Records
* * *

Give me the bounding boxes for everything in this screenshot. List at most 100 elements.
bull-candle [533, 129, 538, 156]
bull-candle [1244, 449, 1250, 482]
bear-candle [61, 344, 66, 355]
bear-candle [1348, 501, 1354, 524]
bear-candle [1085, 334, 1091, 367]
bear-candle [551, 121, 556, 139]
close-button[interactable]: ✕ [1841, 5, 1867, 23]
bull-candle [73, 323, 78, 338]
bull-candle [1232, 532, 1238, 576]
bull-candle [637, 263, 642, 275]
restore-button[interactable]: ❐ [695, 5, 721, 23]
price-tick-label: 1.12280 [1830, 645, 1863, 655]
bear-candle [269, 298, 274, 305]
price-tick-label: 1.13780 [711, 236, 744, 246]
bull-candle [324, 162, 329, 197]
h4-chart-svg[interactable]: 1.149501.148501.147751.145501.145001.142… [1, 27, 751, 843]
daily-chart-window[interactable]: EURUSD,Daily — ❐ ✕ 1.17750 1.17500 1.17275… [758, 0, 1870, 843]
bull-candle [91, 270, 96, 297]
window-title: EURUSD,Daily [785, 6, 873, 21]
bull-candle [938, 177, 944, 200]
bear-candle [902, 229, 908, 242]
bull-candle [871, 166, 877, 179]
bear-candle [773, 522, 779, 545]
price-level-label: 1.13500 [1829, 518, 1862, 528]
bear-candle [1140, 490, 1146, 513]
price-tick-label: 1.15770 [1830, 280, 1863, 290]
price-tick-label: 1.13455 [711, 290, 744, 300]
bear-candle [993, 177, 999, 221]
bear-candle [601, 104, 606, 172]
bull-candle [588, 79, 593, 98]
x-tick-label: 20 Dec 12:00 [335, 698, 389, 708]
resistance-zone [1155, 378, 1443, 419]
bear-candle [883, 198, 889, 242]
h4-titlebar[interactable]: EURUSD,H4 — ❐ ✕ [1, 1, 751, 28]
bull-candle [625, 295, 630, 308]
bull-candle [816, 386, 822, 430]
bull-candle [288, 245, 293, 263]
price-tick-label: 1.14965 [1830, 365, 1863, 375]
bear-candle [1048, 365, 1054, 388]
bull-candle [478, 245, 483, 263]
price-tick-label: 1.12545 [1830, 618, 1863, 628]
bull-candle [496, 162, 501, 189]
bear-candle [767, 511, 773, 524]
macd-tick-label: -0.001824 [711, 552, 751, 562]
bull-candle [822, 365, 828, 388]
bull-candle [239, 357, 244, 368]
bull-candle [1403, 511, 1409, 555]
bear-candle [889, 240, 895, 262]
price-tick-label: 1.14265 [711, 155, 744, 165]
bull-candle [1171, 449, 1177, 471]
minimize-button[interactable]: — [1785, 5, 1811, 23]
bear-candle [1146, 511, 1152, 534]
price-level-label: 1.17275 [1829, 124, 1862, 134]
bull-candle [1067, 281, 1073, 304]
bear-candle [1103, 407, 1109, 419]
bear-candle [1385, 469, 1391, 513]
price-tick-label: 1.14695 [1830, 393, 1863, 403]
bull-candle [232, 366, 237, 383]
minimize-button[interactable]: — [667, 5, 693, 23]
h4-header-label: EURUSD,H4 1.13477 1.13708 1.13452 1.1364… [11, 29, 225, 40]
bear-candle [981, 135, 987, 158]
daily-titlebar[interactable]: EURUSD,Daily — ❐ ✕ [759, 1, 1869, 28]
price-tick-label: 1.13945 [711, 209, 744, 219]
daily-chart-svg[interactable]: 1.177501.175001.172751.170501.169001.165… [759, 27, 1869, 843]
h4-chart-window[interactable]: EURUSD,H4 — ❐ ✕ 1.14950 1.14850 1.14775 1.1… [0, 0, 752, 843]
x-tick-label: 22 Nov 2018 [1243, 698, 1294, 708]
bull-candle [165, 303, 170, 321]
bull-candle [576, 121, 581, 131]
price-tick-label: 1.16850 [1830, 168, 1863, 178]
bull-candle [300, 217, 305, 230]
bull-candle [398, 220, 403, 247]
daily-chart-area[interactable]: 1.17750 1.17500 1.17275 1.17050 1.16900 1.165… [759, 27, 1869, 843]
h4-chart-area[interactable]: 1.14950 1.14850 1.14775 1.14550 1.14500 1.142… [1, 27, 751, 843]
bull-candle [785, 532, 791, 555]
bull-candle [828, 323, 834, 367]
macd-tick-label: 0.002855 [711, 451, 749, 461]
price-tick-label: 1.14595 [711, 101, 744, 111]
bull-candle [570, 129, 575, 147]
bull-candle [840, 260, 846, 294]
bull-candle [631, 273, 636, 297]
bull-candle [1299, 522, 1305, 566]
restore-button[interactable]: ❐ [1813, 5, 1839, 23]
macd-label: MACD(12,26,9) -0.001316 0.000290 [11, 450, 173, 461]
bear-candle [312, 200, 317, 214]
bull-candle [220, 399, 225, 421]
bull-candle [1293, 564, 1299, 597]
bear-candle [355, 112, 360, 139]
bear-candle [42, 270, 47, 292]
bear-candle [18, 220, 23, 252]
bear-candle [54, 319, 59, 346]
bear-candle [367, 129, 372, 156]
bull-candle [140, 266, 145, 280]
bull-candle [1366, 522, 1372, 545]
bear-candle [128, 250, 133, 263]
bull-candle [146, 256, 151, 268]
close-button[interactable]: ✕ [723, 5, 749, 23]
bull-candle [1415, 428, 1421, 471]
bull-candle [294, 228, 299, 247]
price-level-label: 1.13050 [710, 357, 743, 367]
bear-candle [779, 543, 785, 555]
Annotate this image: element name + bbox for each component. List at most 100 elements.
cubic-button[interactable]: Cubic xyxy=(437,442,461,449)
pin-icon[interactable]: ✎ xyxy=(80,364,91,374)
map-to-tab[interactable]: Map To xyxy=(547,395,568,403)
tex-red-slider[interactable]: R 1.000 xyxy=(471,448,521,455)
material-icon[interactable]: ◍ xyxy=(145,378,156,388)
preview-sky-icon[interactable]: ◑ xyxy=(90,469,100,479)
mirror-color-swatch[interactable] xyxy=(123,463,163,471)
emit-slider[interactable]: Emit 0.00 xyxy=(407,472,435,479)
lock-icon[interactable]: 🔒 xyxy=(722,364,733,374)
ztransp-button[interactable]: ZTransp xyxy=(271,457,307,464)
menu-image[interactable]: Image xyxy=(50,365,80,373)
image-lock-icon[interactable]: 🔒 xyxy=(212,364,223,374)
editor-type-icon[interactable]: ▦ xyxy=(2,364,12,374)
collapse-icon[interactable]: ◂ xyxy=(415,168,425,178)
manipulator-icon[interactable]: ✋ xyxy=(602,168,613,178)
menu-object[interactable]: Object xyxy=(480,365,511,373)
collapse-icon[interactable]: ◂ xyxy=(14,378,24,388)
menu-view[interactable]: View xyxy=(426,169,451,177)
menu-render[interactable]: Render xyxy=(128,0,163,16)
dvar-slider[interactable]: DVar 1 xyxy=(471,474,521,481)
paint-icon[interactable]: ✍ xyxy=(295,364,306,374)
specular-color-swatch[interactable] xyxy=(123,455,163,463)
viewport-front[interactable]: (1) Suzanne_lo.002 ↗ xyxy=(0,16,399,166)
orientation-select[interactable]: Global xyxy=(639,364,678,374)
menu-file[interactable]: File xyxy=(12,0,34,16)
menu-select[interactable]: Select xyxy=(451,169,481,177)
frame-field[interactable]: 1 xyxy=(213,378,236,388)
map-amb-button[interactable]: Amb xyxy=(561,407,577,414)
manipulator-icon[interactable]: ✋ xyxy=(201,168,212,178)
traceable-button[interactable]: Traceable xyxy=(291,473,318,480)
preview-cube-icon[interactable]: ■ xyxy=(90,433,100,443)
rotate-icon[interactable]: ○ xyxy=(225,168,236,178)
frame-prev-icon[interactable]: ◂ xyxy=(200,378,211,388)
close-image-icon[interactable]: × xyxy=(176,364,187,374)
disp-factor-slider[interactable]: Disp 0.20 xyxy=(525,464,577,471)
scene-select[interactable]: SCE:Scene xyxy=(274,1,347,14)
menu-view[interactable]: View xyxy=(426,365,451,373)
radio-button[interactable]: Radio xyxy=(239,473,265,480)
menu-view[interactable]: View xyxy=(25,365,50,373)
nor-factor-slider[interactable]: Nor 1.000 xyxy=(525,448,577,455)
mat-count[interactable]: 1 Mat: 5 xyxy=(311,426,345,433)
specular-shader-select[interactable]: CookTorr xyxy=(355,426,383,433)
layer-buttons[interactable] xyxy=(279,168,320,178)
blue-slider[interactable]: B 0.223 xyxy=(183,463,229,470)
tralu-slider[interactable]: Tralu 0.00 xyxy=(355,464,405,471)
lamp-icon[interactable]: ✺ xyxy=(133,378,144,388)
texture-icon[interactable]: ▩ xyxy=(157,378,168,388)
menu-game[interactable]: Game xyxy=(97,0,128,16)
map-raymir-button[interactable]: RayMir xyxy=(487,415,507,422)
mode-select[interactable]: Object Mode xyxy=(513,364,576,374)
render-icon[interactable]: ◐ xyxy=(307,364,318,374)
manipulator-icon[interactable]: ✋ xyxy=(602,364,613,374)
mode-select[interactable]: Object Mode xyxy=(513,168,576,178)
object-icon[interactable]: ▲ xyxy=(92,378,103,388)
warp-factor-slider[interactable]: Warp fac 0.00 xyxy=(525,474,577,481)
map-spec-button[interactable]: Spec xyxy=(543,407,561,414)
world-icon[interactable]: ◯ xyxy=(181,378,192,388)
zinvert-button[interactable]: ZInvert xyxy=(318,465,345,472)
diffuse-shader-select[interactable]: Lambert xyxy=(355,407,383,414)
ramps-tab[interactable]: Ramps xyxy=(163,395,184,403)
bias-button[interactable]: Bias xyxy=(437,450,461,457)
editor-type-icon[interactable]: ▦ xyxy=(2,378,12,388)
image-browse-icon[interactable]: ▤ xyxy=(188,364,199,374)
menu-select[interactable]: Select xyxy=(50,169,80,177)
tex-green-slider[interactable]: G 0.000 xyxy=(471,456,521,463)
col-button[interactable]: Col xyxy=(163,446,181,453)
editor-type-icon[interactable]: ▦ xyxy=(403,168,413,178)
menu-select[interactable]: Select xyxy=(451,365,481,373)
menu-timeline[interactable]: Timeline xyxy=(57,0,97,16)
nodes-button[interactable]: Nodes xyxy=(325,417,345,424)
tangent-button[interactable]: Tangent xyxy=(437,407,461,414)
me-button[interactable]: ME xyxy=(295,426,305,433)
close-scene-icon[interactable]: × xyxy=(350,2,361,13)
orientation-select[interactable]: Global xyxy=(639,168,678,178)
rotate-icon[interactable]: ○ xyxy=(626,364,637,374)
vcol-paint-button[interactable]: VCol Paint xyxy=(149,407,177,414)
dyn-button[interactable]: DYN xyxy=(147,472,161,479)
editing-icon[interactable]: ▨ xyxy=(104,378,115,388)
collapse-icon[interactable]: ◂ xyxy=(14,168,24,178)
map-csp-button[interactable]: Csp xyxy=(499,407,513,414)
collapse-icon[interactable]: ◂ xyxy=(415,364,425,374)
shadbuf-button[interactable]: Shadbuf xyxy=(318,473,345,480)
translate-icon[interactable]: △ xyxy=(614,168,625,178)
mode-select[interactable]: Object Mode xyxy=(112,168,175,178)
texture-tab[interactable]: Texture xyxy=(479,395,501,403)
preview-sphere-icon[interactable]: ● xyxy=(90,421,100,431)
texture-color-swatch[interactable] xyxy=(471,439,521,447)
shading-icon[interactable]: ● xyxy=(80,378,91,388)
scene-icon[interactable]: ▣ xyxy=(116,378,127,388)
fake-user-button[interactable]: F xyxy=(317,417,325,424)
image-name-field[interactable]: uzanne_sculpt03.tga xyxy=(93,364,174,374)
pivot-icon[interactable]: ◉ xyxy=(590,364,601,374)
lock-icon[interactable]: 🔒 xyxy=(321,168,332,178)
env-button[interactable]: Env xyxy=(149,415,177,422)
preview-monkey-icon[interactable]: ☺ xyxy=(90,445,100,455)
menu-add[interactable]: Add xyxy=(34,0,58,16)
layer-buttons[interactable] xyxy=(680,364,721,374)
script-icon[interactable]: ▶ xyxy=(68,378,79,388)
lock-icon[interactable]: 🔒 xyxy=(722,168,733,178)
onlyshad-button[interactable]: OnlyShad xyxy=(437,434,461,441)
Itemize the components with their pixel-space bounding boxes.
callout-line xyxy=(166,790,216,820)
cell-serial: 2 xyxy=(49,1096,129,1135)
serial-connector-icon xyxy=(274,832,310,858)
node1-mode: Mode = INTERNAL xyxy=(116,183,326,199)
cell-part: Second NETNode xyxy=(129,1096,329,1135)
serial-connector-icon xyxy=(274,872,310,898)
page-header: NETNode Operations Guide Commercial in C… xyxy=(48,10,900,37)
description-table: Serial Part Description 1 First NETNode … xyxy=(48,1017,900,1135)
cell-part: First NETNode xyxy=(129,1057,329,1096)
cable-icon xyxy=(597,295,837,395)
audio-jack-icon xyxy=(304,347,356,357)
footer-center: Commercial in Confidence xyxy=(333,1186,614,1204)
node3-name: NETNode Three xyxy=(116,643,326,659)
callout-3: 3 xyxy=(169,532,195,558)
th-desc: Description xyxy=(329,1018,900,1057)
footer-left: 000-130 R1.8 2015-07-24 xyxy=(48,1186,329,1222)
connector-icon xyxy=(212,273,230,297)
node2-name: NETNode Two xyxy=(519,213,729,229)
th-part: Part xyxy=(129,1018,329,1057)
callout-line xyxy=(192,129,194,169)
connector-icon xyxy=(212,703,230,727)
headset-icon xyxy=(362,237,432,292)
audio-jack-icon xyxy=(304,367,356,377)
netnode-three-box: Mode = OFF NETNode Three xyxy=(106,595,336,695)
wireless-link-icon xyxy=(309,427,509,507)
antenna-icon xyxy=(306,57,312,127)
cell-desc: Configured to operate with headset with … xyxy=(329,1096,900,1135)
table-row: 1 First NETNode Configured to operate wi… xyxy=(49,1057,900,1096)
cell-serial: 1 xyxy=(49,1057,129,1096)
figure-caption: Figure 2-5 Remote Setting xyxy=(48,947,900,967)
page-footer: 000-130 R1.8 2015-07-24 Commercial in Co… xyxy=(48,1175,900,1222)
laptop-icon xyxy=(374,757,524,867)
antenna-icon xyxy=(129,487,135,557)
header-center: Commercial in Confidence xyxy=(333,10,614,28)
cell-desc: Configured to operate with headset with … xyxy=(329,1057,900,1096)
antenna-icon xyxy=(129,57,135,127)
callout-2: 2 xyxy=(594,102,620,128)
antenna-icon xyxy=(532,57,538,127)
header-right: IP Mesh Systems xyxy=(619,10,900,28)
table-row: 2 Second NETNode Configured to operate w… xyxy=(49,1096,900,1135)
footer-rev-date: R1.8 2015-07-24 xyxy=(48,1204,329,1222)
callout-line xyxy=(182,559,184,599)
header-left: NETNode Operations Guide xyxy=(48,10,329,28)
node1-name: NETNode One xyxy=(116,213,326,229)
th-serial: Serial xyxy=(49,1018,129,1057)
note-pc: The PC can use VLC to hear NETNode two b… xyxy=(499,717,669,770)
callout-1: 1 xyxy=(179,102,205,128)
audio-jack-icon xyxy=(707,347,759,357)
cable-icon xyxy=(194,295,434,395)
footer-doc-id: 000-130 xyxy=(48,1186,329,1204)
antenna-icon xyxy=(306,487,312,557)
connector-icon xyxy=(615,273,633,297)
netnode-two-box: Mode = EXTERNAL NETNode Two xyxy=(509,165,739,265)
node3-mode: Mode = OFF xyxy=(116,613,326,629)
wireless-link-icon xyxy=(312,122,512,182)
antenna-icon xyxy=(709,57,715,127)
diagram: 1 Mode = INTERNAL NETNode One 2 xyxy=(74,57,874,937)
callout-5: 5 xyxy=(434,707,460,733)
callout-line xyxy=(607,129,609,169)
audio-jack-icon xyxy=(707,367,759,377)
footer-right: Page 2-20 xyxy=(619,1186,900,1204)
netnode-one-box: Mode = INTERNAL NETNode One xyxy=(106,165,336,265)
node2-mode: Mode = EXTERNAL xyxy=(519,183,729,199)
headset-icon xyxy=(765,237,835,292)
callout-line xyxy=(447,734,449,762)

* * *

OBJECTIVE - Quote the rows word for word, starting at the first row and ending at the row containing "bull-candle [91, 270, 96, 297]", with both of those rows included.

RESPONSE FOR THIS EXERCISE -
Give me the bounding boxes for everything in this screenshot. List at most 100 elements.
bull-candle [533, 129, 538, 156]
bull-candle [1244, 449, 1250, 482]
bear-candle [61, 344, 66, 355]
bear-candle [1348, 501, 1354, 524]
bear-candle [1085, 334, 1091, 367]
bear-candle [551, 121, 556, 139]
close-button[interactable]: ✕ [1841, 5, 1867, 23]
bull-candle [73, 323, 78, 338]
bull-candle [1232, 532, 1238, 576]
bull-candle [637, 263, 642, 275]
restore-button[interactable]: ❐ [695, 5, 721, 23]
price-tick-label: 1.12280 [1830, 645, 1863, 655]
bear-candle [269, 298, 274, 305]
price-tick-label: 1.13780 [711, 236, 744, 246]
bull-candle [324, 162, 329, 197]
h4-chart-svg[interactable]: 1.149501.148501.147751.145501.145001.142… [1, 27, 751, 843]
daily-chart-window[interactable]: EURUSD,Daily — ❐ ✕ 1.17750 1.17500 1.17275… [758, 0, 1870, 843]
bull-candle [91, 270, 96, 297]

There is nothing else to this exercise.